[Figure record extracts]
>> START
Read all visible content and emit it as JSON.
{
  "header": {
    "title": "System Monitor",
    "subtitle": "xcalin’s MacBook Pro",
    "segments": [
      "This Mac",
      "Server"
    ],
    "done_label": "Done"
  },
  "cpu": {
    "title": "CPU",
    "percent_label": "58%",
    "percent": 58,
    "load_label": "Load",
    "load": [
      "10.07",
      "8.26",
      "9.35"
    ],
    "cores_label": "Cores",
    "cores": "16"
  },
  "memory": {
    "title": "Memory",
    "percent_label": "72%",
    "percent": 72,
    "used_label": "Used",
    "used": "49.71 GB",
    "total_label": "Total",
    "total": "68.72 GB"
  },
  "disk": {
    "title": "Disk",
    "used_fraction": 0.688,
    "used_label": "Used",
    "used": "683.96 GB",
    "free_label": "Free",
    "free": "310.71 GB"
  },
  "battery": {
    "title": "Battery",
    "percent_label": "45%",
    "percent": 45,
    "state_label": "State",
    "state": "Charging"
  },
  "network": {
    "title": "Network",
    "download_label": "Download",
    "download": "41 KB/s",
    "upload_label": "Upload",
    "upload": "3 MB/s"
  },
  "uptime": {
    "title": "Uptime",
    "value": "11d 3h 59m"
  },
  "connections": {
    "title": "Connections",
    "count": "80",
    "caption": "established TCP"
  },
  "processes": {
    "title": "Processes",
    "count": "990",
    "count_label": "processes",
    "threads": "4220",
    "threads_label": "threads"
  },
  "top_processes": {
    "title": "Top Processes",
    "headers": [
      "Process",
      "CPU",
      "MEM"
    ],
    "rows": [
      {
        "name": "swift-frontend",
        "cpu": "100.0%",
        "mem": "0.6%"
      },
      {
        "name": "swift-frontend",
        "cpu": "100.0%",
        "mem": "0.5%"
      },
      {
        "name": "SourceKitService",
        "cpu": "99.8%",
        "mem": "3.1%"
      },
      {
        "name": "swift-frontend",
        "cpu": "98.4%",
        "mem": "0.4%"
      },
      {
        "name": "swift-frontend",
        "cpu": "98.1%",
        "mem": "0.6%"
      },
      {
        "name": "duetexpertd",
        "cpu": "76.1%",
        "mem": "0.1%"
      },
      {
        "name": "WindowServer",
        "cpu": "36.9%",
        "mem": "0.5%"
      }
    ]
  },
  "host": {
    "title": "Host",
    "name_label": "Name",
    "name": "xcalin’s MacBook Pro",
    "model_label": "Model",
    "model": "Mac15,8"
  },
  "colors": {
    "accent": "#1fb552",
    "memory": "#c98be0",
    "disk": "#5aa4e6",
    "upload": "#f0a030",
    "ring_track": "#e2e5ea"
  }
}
>> END
Can you restate every record above word for word?

Read all visible content and emit it as JSON.
{
  "header": {
    "title": "System Monitor",
    "subtitle": "xcalin’s MacBook Pro",
    "segments": [
      "This Mac",
      "Server"
    ],
    "done_label": "Done"
  },
  "cpu": {
    "title": "CPU",
    "percent_label": "58%",
    "percent": 58,
    "load_label": "Load",
    "load": [
      "10.07",
      "8.26",
      "9.35"
    ],
    "cores_label": "Cores",
    "cores": "16"
  },
  "memory": {
    "title": "Memory",
    "percent_label": "72%",
    "percent": 72,
    "used_label": "Used",
    "used": "49.71 GB",
    "total_label": "Total",
    "total": "68.72 GB"
  },
  "disk": {
    "title": "Disk",
    "used_fraction": 0.688,
    "used_label": "Used",
    "used": "683.96 GB",
    "free_label": "Free",
    "free": "310.71 GB"
  },
  "battery": {
    "title": "Battery",
    "percent_label": "45%",
    "percent": 45,
    "state_label": "State",
    "state": "Charging"
  },
  "network": {
    "title": "Network",
    "download_label": "Download",
    "download": "41 KB/s",
    "upload_label": "Upload",
    "upload": "3 MB/s"
  },
  "uptime": {
    "title": "Uptime",
    "value": "11d 3h 59m"
  },
  "connections": {
    "title": "Connections",
    "count": "80",
    "caption": "established TCP"
  },
  "processes": {
    "title": "Processes",
    "count": "990",
    "count_label": "processes",
    "threads": "4220",
    "threads_label": "threads"
  },
  "top_processes": {
    "title": "Top Processes",
    "headers": [
      "Process",
      "CPU",
      "MEM"
    ],
    "rows": [
      {
        "name": "swift-frontend",
        "cpu": "100.0%",
        "mem": "0.6%"
      },
      {
        "name": "swift-frontend",
        "cpu": "100.0%",
        "mem": "0.5%"
      },
      {
        "name": "SourceKitService",
        "cpu": "99.8%",
        "mem": "3.1%"
      },
      {
        "name": "swift-frontend",
        "cpu": "98.4%",
        "mem": "0.4%"
      },
      {
        "name": "swift-frontend",
        "cpu": "98.1%",
        "mem": "0.6%"
      },
      {
        "name": "duetexpertd",
        "cpu": "76.1%",
        "mem": "0.1%"
      },
      {
        "name": "WindowServer",
        "cpu": "36.9%",
        "mem": "0.5%"
      }
    ]
  },
  "host": {
    "title": "Host",
    "name_label": "Name",
    "name": "xcalin’s MacBook Pro",
    "model_label": "Model",
    "model": "Mac15,8"
  },
  "colors": {
    "accent": "#1fb552",
    "memory": "#c98be0",
    "disk": "#5aa4e6",
    "upload": "#f0a030",
    "ring_track": "#e2e5ea"
  }
}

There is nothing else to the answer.